> _What the task requires_
From the entries that follow, list every line in which the string "Mason" appears.

> _Supplied entries_
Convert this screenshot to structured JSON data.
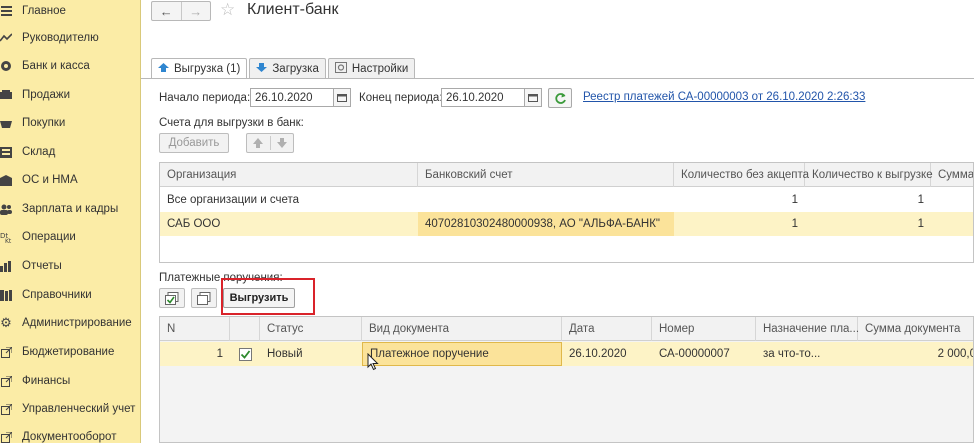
{
  "sidebar": {
    "items": [
      {
        "label": "Главное",
        "icon": "menu-icon"
      },
      {
        "label": "Руководителю",
        "icon": "trend-icon"
      },
      {
        "label": "Банк и касса",
        "icon": "coins-icon"
      },
      {
        "label": "Продажи",
        "icon": "cart-icon"
      },
      {
        "label": "Покупки",
        "icon": "basket-icon"
      },
      {
        "label": "Склад",
        "icon": "warehouse-icon"
      },
      {
        "label": "ОС и НМА",
        "icon": "building-icon"
      },
      {
        "label": "Зарплата и кадры",
        "icon": "people-icon"
      },
      {
        "label": "Операции",
        "icon": "operations-icon"
      },
      {
        "label": "Отчеты",
        "icon": "chart-icon"
      },
      {
        "label": "Справочники",
        "icon": "books-icon"
      },
      {
        "label": "Администрирование",
        "icon": "gear-icon"
      },
      {
        "label": "Бюджетирование",
        "icon": "external-icon"
      },
      {
        "label": "Финансы",
        "icon": "external-icon"
      },
      {
        "label": "Управленческий учет",
        "icon": "external-icon"
      },
      {
        "label": "Документооборот",
        "icon": "external-icon"
      }
    ]
  },
  "header": {
    "back": "←",
    "forward": "→",
    "star": "☆",
    "title": "Клиент-банк"
  },
  "tabs": [
    {
      "label": "Выгрузка (1)",
      "icon": "upload-icon",
      "active": true
    },
    {
      "label": "Загрузка",
      "icon": "download-icon",
      "active": false
    },
    {
      "label": "Настройки",
      "icon": "settings-icon",
      "active": false
    }
  ],
  "period": {
    "start_label": "Начало периода:",
    "start_value": "26.10.2020",
    "end_label": "Конец периода:",
    "end_value": "26.10.2020",
    "registry_link": "Реестр платежей СА-00000003 от 26.10.2020 2:26:33"
  },
  "accounts": {
    "label": "Счета для выгрузки в банк:",
    "add_button": "Добавить",
    "up": "🡅",
    "down": "🡇",
    "columns": [
      "Организация",
      "Банковский счет",
      "Количество без акцепта",
      "Количество к выгрузке",
      "Сумма"
    ],
    "rows": [
      {
        "org": "Все организации и счета",
        "account": "",
        "no_accept": "1",
        "to_export": "1",
        "sum": ""
      },
      {
        "org": "САБ ООО",
        "account": "40702810302480000938, АО \"АЛЬФА-БАНК\"",
        "no_accept": "1",
        "to_export": "1",
        "sum": ""
      }
    ]
  },
  "payments": {
    "label": "Платежные поручения:",
    "export_button": "Выгрузить",
    "columns": [
      "N",
      "Статус",
      "Вид документа",
      "Дата",
      "Номер",
      "Назначение пла...",
      "Сумма документа"
    ],
    "rows": [
      {
        "n": "1",
        "status": "Новый",
        "doc_type": "Платежное поручение",
        "date": "26.10.2020",
        "number": "СА-00000007",
        "purpose": "за что-то...",
        "amount": "2 000,0"
      }
    ]
  },
  "colors": {
    "sidebar_bg": "#fbeca6",
    "row_highlight": "#fdf3c6",
    "cell_highlight": "#fbe39a",
    "link": "#2255aa",
    "annotation_box": "#d9232a"
  }
}
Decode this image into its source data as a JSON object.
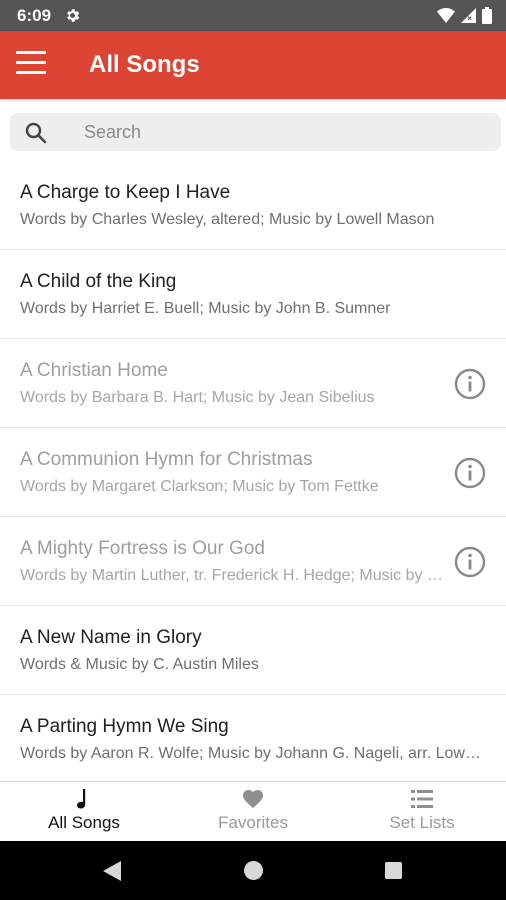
{
  "status_bar": {
    "time": "6:09"
  },
  "app_bar": {
    "title": "All Songs"
  },
  "search": {
    "placeholder": "Search",
    "value": ""
  },
  "songs": [
    {
      "title": "A Charge to Keep I Have",
      "credits": "Words by Charles Wesley, altered; Music by Lowell Mason",
      "available": true
    },
    {
      "title": "A Child of the King",
      "credits": "Words by Harriet E. Buell; Music by John B. Sumner",
      "available": true
    },
    {
      "title": "A Christian Home",
      "credits": "Words by Barbara B. Hart; Music by Jean Sibelius",
      "available": false
    },
    {
      "title": "A Communion Hymn for Christmas",
      "credits": "Words by Margaret Clarkson; Music by Tom Fettke",
      "available": false
    },
    {
      "title": "A Mighty Fortress is Our God",
      "credits": "Words by Martin Luther, tr. Frederick H. Hedge; Music by Martin Luther",
      "available": false
    },
    {
      "title": "A New Name in Glory",
      "credits": "Words & Music by C. Austin Miles",
      "available": true
    },
    {
      "title": "A Parting Hymn We Sing",
      "credits": "Words by Aaron R. Wolfe; Music by Johann G. Nageli, arr. Lowell Mason",
      "available": true
    }
  ],
  "bottom_nav": {
    "tabs": [
      {
        "label": "All Songs",
        "icon": "music-note-icon",
        "active": true
      },
      {
        "label": "Favorites",
        "icon": "heart-icon",
        "active": false
      },
      {
        "label": "Set Lists",
        "icon": "list-icon",
        "active": false
      }
    ]
  },
  "colors": {
    "app_bar": "#dc4533",
    "status_bar": "#555555",
    "active_tab": "#111111",
    "inactive_tab": "#9a9a9a"
  }
}
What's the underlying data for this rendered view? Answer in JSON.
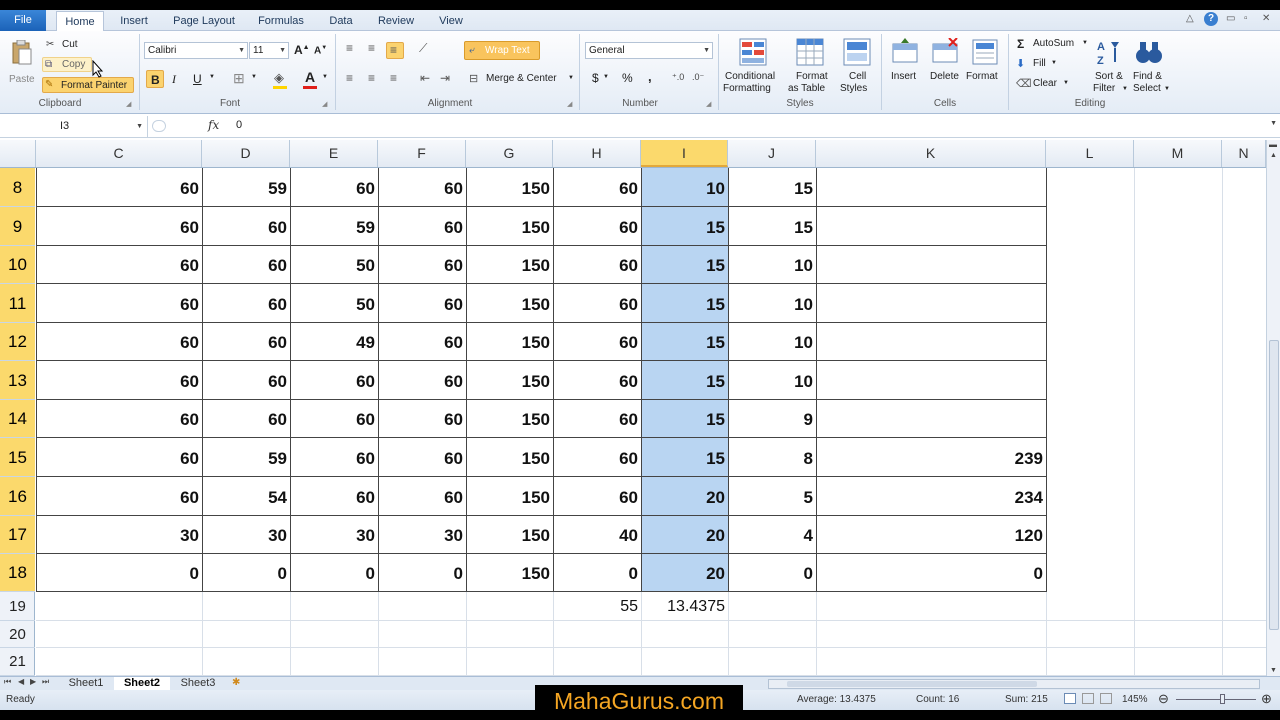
{
  "ribbon": {
    "tabs": [
      "File",
      "Home",
      "Insert",
      "Page Layout",
      "Formulas",
      "Data",
      "Review",
      "View"
    ],
    "clipboard": {
      "paste": "Paste",
      "cut": "Cut",
      "copy": "Copy",
      "format_painter": "Format Painter",
      "label": "Clipboard"
    },
    "font": {
      "name": "Calibri",
      "size": "11",
      "label": "Font"
    },
    "alignment": {
      "wrap_text": "Wrap Text",
      "merge_center": "Merge & Center",
      "label": "Alignment"
    },
    "number": {
      "format": "General",
      "dollar": "$",
      "percent": "%",
      "comma": ",",
      "label": "Number"
    },
    "styles": {
      "conditional_1": "Conditional",
      "conditional_2": "Formatting",
      "format_table_1": "Format",
      "format_table_2": "as Table",
      "cell_styles_1": "Cell",
      "cell_styles_2": "Styles",
      "label": "Styles"
    },
    "cells": {
      "insert": "Insert",
      "delete": "Delete",
      "format": "Format",
      "label": "Cells"
    },
    "editing": {
      "autosum": "AutoSum",
      "fill": "Fill",
      "clear": "Clear",
      "sort_1": "Sort &",
      "sort_2": "Filter",
      "find_1": "Find &",
      "find_2": "Select",
      "label": "Editing"
    }
  },
  "formula_bar": {
    "name_box": "I3",
    "fx": "fx",
    "value": "0"
  },
  "columns": [
    "C",
    "D",
    "E",
    "F",
    "G",
    "H",
    "I",
    "J",
    "K",
    "L",
    "M",
    "N"
  ],
  "rows": [
    "8",
    "9",
    "10",
    "11",
    "12",
    "13",
    "14",
    "15",
    "16",
    "17",
    "18",
    "19",
    "20",
    "21"
  ],
  "table": [
    [
      "60",
      "59",
      "60",
      "60",
      "150",
      "60",
      "10",
      "15",
      ""
    ],
    [
      "60",
      "60",
      "59",
      "60",
      "150",
      "60",
      "15",
      "15",
      ""
    ],
    [
      "60",
      "60",
      "50",
      "60",
      "150",
      "60",
      "15",
      "10",
      ""
    ],
    [
      "60",
      "60",
      "50",
      "60",
      "150",
      "60",
      "15",
      "10",
      ""
    ],
    [
      "60",
      "60",
      "49",
      "60",
      "150",
      "60",
      "15",
      "10",
      ""
    ],
    [
      "60",
      "60",
      "60",
      "60",
      "150",
      "60",
      "15",
      "10",
      ""
    ],
    [
      "60",
      "60",
      "60",
      "60",
      "150",
      "60",
      "15",
      "9",
      ""
    ],
    [
      "60",
      "59",
      "60",
      "60",
      "150",
      "60",
      "15",
      "8",
      "239"
    ],
    [
      "60",
      "54",
      "60",
      "60",
      "150",
      "60",
      "20",
      "5",
      "234"
    ],
    [
      "30",
      "30",
      "30",
      "30",
      "150",
      "40",
      "20",
      "4",
      "120"
    ],
    [
      "0",
      "0",
      "0",
      "0",
      "150",
      "0",
      "20",
      "0",
      "0"
    ]
  ],
  "totals_row": {
    "h": "55",
    "i": "13.4375"
  },
  "sheets": [
    "Sheet1",
    "Sheet2",
    "Sheet3"
  ],
  "status": {
    "ready": "Ready",
    "average": "Average: 13.4375",
    "count": "Count: 16",
    "sum": "Sum: 215",
    "zoom": "145%"
  },
  "watermark": "MahaGurus.com",
  "colors": {
    "selected_col": "#b9d5f2",
    "header_highlight": "#fbd96c",
    "wrap_text_active": "#f9c45d",
    "file_tab": "#1b62b8",
    "watermark": "#f5a623"
  }
}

> _Response to the task_
      "credits": "Words by Charles Wesley, altered; Music by Lowell Mason",
      "credits": "Words by Aaron R. Wolfe; Music by Johann G. Nageli, arr. Lowell Mason",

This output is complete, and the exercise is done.